## Entries supplied
-- begin --
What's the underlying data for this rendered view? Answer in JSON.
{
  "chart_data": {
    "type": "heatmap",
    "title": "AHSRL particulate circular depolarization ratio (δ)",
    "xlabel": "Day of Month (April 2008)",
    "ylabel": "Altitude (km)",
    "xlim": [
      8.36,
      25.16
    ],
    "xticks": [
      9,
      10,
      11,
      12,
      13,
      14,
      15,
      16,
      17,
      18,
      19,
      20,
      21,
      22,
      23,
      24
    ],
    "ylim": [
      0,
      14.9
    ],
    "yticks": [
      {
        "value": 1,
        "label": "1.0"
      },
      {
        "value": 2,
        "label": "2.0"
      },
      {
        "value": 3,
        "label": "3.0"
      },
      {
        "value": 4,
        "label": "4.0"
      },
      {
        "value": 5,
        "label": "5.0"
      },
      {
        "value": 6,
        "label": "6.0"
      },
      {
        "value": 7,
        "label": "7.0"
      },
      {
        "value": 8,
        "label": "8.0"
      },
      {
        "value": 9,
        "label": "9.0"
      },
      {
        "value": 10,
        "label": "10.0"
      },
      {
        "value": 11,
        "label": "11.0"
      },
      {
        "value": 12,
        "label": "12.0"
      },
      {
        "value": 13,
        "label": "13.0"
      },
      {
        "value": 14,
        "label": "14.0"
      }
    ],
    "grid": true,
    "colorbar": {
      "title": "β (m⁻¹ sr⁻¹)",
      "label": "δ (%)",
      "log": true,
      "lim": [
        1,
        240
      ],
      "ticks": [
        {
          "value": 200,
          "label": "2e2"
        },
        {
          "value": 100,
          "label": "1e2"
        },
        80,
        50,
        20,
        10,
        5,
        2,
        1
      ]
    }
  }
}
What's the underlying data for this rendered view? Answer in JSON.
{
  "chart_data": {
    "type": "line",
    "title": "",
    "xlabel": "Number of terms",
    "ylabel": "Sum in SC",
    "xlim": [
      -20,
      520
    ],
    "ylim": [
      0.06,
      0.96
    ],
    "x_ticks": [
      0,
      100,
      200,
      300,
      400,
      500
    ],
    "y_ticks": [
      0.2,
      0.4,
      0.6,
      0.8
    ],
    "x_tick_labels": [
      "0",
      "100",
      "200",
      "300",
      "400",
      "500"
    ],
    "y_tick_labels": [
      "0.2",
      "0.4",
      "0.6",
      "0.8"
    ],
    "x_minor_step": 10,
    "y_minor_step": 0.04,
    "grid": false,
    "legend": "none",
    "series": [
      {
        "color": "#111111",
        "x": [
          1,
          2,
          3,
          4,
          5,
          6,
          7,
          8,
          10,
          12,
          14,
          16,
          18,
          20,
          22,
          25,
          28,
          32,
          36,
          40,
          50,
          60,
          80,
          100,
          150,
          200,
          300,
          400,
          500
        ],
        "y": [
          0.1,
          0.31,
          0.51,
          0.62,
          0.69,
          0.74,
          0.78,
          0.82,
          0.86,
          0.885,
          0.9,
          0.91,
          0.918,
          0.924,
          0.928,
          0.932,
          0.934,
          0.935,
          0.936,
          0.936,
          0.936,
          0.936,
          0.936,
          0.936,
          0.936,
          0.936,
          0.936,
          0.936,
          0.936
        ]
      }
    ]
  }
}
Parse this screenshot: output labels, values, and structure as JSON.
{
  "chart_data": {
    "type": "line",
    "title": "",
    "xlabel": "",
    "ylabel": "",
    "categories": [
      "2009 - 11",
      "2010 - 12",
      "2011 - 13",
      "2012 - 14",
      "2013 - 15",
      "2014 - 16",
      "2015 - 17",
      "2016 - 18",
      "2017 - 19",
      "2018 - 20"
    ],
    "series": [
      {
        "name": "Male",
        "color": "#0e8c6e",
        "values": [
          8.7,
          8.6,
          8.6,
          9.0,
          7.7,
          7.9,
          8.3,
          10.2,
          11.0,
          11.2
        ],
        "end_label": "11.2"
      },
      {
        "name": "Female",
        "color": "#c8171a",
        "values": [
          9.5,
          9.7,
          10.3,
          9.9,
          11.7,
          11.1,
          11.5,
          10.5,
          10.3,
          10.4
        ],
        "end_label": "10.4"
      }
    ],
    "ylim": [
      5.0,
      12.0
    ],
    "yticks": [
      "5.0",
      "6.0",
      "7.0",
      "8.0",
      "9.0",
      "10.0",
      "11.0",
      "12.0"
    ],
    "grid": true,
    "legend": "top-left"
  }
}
-- end --
## Aim of the exercise
Print the records above exactly as they appear.

## Solution for this task
What's the underlying data for this rendered view? Answer in JSON.
{
  "chart_data": {
    "type": "heatmap",
    "title": "AHSRL particulate circular depolarization ratio (δ)",
    "xlabel": "Day of Month (April 2008)",
    "ylabel": "Altitude (km)",
    "xlim": [
      8.36,
      25.16
    ],
    "xticks": [
      9,
      10,
      11,
      12,
      13,
      14,
      15,
      16,
      17,
      18,
      19,
      20,
      21,
      22,
      23,
      24
    ],
    "ylim": [
      0,
      14.9
    ],
    "yticks": [
      {
        "value": 1,
        "label": "1.0"
      },
      {
        "value": 2,
        "label": "2.0"
      },
      {
        "value": 3,
        "label": "3.0"
      },
      {
        "value": 4,
        "label": "4.0"
      },
      {
        "value": 5,
        "label": "5.0"
      },
      {
        "value": 6,
        "label": "6.0"
      },
      {
        "value": 7,
        "label": "7.0"
      },
      {
        "value": 8,
        "label": "8.0"
      },
      {
        "value": 9,
        "label": "9.0"
      },
      {
        "value": 10,
        "label": "10.0"
      },
      {
        "value": 11,
        "label": "11.0"
      },
      {
        "value": 12,
        "label": "12.0"
      },
      {
        "value": 13,
        "label": "13.0"
      },
      {
        "value": 14,
        "label": "14.0"
      }
    ],
    "grid": true,
    "colorbar": {
      "title": "β (m⁻¹ sr⁻¹)",
      "label": "δ (%)",
      "log": true,
      "lim": [
        1,
        240
      ],
      "ticks": [
        {
          "value": 200,
          "label": "2e2"
        },
        {
          "value": 100,
          "label": "1e2"
        },
        80,
        50,
        20,
        10,
        5,
        2,
        1
      ]
    }
  }
}
What's the underlying data for this rendered view? Answer in JSON.
{
  "chart_data": {
    "type": "line",
    "title": "",
    "xlabel": "Number of terms",
    "ylabel": "Sum in SC",
    "xlim": [
      -20,
      520
    ],
    "ylim": [
      0.06,
      0.96
    ],
    "x_ticks": [
      0,
      100,
      200,
      300,
      400,
      500
    ],
    "y_ticks": [
      0.2,
      0.4,
      0.6,
      0.8
    ],
    "x_tick_labels": [
      "0",
      "100",
      "200",
      "300",
      "400",
      "500"
    ],
    "y_tick_labels": [
      "0.2",
      "0.4",
      "0.6",
      "0.8"
    ],
    "x_minor_step": 10,
    "y_minor_step": 0.04,
    "grid": false,
    "legend": "none",
    "series": [
      {
        "color": "#111111",
        "x": [
          1,
          2,
          3,
          4,
          5,
          6,
          7,
          8,
          10,
          12,
          14,
          16,
          18,
          20,
          22,
          25,
          28,
          32,
          36,
          40,
          50,
          60,
          80,
          100,
          150,
          200,
          300,
          400,
          500
        ],
        "y": [
          0.1,
          0.31,
          0.51,
          0.62,
          0.69,
          0.74,
          0.78,
          0.82,
          0.86,
          0.885,
          0.9,
          0.91,
          0.918,
          0.924,
          0.928,
          0.932,
          0.934,
          0.935,
          0.936,
          0.936,
          0.936,
          0.936,
          0.936,
          0.936,
          0.936,
          0.936,
          0.936,
          0.936,
          0.936
        ]
      }
    ]
  }
}
Parse this screenshot: output labels, values, and structure as JSON.
{
  "chart_data": {
    "type": "line",
    "title": "",
    "xlabel": "",
    "ylabel": "",
    "categories": [
      "2009 - 11",
      "2010 - 12",
      "2011 - 13",
      "2012 - 14",
      "2013 - 15",
      "2014 - 16",
      "2015 - 17",
      "2016 - 18",
      "2017 - 19",
      "2018 - 20"
    ],
    "series": [
      {
        "name": "Male",
        "color": "#0e8c6e",
        "values": [
          8.7,
          8.6,
          8.6,
          9.0,
          7.7,
          7.9,
          8.3,
          10.2,
          11.0,
          11.2
        ],
        "end_label": "11.2"
      },
      {
        "name": "Female",
        "color": "#c8171a",
        "values": [
          9.5,
          9.7,
          10.3,
          9.9,
          11.7,
          11.1,
          11.5,
          10.5,
          10.3,
          10.4
        ],
        "end_label": "10.4"
      }
    ],
    "ylim": [
      5.0,
      12.0
    ],
    "yticks": [
      "5.0",
      "6.0",
      "7.0",
      "8.0",
      "9.0",
      "10.0",
      "11.0",
      "12.0"
    ],
    "grid": true,
    "legend": "top-left"
  }
}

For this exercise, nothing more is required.